Dataset excerpt:
··········

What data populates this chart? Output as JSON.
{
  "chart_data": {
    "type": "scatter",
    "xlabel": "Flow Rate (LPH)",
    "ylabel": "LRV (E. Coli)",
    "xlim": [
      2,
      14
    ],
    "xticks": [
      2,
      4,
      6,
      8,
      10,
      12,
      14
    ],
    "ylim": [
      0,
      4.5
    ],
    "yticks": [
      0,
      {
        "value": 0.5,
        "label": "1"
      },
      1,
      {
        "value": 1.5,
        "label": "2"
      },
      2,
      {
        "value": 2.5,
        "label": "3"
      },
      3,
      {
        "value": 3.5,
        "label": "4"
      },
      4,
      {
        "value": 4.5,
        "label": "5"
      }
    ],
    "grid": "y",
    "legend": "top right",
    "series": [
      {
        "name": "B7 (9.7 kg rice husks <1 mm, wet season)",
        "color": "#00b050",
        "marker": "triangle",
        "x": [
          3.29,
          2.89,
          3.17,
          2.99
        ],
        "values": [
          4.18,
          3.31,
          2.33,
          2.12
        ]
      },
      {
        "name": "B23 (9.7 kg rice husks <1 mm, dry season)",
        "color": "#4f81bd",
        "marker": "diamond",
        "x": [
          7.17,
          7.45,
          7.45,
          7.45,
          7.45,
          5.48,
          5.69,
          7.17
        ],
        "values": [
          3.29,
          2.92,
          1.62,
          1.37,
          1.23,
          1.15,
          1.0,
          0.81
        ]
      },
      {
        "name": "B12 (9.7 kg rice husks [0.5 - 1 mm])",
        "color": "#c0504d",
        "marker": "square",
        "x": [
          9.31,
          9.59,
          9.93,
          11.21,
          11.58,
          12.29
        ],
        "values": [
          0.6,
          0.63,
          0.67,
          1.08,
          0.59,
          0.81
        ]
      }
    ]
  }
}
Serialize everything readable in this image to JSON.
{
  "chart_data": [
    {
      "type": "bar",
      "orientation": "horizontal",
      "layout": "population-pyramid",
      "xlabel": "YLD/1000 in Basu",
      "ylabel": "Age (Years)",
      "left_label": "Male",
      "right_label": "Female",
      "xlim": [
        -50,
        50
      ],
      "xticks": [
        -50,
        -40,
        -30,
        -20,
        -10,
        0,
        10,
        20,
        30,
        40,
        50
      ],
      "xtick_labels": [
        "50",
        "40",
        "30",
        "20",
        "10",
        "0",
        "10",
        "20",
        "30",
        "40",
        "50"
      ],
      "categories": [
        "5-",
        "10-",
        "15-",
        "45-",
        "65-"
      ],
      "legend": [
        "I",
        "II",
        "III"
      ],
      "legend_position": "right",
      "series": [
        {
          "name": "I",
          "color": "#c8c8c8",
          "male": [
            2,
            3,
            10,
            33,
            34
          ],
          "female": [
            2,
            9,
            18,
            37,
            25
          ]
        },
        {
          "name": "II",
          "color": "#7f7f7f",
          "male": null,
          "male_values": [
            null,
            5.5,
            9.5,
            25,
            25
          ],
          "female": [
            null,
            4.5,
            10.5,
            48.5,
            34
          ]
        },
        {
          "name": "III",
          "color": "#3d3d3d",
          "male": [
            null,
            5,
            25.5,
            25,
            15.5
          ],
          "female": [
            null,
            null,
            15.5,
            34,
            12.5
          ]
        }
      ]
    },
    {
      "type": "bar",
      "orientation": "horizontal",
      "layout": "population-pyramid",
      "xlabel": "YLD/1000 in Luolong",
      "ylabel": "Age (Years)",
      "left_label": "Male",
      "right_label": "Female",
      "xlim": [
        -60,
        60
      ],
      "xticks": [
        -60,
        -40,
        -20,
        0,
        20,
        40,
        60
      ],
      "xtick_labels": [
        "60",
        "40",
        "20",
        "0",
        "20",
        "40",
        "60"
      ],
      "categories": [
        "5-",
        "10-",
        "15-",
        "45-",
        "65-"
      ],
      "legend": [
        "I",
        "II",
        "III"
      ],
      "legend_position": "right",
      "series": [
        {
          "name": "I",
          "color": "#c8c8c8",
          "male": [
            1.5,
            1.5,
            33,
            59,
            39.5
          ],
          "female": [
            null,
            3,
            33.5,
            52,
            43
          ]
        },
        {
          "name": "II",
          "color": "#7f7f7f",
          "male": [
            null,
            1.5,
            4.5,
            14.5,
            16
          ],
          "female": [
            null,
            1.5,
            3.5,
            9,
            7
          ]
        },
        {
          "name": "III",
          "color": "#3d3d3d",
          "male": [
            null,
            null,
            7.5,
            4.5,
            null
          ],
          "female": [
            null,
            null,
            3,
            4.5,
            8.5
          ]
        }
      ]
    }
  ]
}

··········

- Given problem
Quote all the records. Keep every word exact.

- Output of the exercise
What data populates this chart? Output as JSON.
{
  "chart_data": {
    "type": "scatter",
    "xlabel": "Flow Rate (LPH)",
    "ylabel": "LRV (E. Coli)",
    "xlim": [
      2,
      14
    ],
    "xticks": [
      2,
      4,
      6,
      8,
      10,
      12,
      14
    ],
    "ylim": [
      0,
      4.5
    ],
    "yticks": [
      0,
      {
        "value": 0.5,
        "label": "1"
      },
      1,
      {
        "value": 1.5,
        "label": "2"
      },
      2,
      {
        "value": 2.5,
        "label": "3"
      },
      3,
      {
        "value": 3.5,
        "label": "4"
      },
      4,
      {
        "value": 4.5,
        "label": "5"
      }
    ],
    "grid": "y",
    "legend": "top right",
    "series": [
      {
        "name": "B7 (9.7 kg rice husks <1 mm, wet season)",
        "color": "#00b050",
        "marker": "triangle",
        "x": [
          3.29,
          2.89,
          3.17,
          2.99
        ],
        "values": [
          4.18,
          3.31,
          2.33,
          2.12
        ]
      },
      {
        "name": "B23 (9.7 kg rice husks <1 mm, dry season)",
        "color": "#4f81bd",
        "marker": "diamond",
        "x": [
          7.17,
          7.45,
          7.45,
          7.45,
          7.45,
          5.48,
          5.69,
          7.17
        ],
        "values": [
          3.29,
          2.92,
          1.62,
          1.37,
          1.23,
          1.15,
          1.0,
          0.81
        ]
      },
      {
        "name": "B12 (9.7 kg rice husks [0.5 - 1 mm])",
        "color": "#c0504d",
        "marker": "square",
        "x": [
          9.31,
          9.59,
          9.93,
          11.21,
          11.58,
          12.29
        ],
        "values": [
          0.6,
          0.63,
          0.67,
          1.08,
          0.59,
          0.81
        ]
      }
    ]
  }
}
Serialize everything readable in this image to JSON.
{
  "chart_data": [
    {
      "type": "bar",
      "orientation": "horizontal",
      "layout": "population-pyramid",
      "xlabel": "YLD/1000 in Basu",
      "ylabel": "Age (Years)",
      "left_label": "Male",
      "right_label": "Female",
      "xlim": [
        -50,
        50
      ],
      "xticks": [
        -50,
        -40,
        -30,
        -20,
        -10,
        0,
        10,
        20,
        30,
        40,
        50
      ],
      "xtick_labels": [
        "50",
        "40",
        "30",
        "20",
        "10",
        "0",
        "10",
        "20",
        "30",
        "40",
        "50"
      ],
      "categories": [
        "5-",
        "10-",
        "15-",
        "45-",
        "65-"
      ],
      "legend": [
        "I",
        "II",
        "III"
      ],
      "legend_position": "right",
      "series": [
        {
          "name": "I",
          "color": "#c8c8c8",
          "male": [
            2,
            3,
            10,
            33,
            34
          ],
          "female": [
            2,
            9,
            18,
            37,
            25
          ]
        },
        {
          "name": "II",
          "color": "#7f7f7f",
          "male": null,
          "male_values": [
            null,
            5.5,
            9.5,
            25,
            25
          ],
          "female": [
            null,
            4.5,
            10.5,
            48.5,
            34
          ]
        },
        {
          "name": "III",
          "color": "#3d3d3d",
          "male": [
            null,
            5,
            25.5,
            25,
            15.5
          ],
          "female": [
            null,
            null,
            15.5,
            34,
            12.5
          ]
        }
      ]
    },
    {
      "type": "bar",
      "orientation": "horizontal",
      "layout": "population-pyramid",
      "xlabel": "YLD/1000 in Luolong",
      "ylabel": "Age (Years)",
      "left_label": "Male",
      "right_label": "Female",
      "xlim": [
        -60,
        60
      ],
      "xticks": [
        -60,
        -40,
        -20,
        0,
        20,
        40,
        60
      ],
      "xtick_labels": [
        "60",
        "40",
        "20",
        "0",
        "20",
        "40",
        "60"
      ],
      "categories": [
        "5-",
        "10-",
        "15-",
        "45-",
        "65-"
      ],
      "legend": [
        "I",
        "II",
        "III"
      ],
      "legend_position": "right",
      "series": [
        {
          "name": "I",
          "color": "#c8c8c8",
          "male": [
            1.5,
            1.5,
            33,
            59,
            39.5
          ],
          "female": [
            null,
            3,
            33.5,
            52,
            43
          ]
        },
        {
          "name": "II",
          "color": "#7f7f7f",
          "male": [
            null,
            1.5,
            4.5,
            14.5,
            16
          ],
          "female": [
            null,
            1.5,
            3.5,
            9,
            7
          ]
        },
        {
          "name": "III",
          "color": "#3d3d3d",
          "male": [
            null,
            null,
            7.5,
            4.5,
            null
          ],
          "female": [
            null,
            null,
            3,
            4.5,
            8.5
          ]
        }
      ]
    }
  ]
}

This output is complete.